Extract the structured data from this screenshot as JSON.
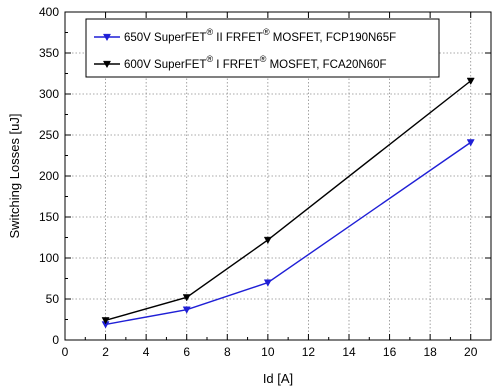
{
  "chart_data": {
    "type": "line",
    "title": "",
    "xlabel": "Id [A]",
    "ylabel": "Switching Losses [uJ]",
    "xlim": [
      0,
      21
    ],
    "ylim": [
      0,
      400
    ],
    "xticks": [
      0,
      2,
      4,
      6,
      8,
      10,
      12,
      14,
      16,
      18,
      20
    ],
    "yticks": [
      0,
      50,
      100,
      150,
      200,
      250,
      300,
      350,
      400
    ],
    "grid": true,
    "legend_position": "top-left",
    "series": [
      {
        "name": "650V SuperFET® II FRFET® MOSFET, FCP190N65F",
        "legend_parts": [
          "650V SuperFET",
          "®",
          " II FRFET",
          "®",
          " MOSFET, FCP190N65F"
        ],
        "color": "#1f1fd6",
        "marker": "triangle-down",
        "x": [
          2,
          6,
          10,
          20
        ],
        "y": [
          19,
          37,
          70,
          241
        ]
      },
      {
        "name": "600V SuperFET® I FRFET® MOSFET, FCA20N60F",
        "legend_parts": [
          "600V SuperFET",
          "®",
          " I FRFET",
          "®",
          " MOSFET, FCA20N60F"
        ],
        "color": "#000000",
        "marker": "triangle-down",
        "x": [
          2,
          6,
          10,
          20
        ],
        "y": [
          24,
          52,
          122,
          316
        ]
      }
    ]
  }
}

* * * * * * *

Problem to work on: Look above for lines with the word "name" and copy them all.

Output:
        "name": "650V SuperFET® II FRFET® MOSFET, FCP190N65F",
        "name": "600V SuperFET® I FRFET® MOSFET, FCA20N60F",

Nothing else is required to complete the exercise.